### Data entries:

# # # # #

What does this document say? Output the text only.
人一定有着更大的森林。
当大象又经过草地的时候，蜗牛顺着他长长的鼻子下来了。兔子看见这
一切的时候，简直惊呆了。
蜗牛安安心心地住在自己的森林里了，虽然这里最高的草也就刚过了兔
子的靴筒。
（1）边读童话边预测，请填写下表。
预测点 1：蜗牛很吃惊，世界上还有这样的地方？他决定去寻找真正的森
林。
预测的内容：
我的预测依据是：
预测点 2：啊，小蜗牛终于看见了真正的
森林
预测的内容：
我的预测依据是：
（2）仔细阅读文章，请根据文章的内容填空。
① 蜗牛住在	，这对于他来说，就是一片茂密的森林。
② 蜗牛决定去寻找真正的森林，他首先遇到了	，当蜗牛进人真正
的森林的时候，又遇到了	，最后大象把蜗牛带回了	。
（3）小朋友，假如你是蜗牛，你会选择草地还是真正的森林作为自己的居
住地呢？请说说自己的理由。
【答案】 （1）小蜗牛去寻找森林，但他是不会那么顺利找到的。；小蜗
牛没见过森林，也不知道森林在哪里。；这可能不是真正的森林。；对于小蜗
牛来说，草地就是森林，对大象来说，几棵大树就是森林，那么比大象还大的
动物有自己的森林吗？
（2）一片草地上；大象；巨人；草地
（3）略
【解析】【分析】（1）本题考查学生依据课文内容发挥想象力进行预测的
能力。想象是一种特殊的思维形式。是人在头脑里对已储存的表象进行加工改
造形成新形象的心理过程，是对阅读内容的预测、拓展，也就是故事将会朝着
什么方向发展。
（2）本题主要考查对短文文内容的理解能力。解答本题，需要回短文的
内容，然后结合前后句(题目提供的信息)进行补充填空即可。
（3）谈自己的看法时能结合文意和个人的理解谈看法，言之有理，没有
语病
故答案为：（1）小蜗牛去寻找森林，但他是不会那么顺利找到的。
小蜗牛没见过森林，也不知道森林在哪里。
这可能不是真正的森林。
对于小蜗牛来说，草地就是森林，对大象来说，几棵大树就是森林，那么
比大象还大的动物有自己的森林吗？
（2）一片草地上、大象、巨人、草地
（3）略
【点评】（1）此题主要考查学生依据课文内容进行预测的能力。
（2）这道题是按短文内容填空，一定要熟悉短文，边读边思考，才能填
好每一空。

# # # # #

### Aim of the exercise:
Report the number of lines in the listing where the string "这可能不是真正的森林" appears, and nothing besides.

### Task result:
2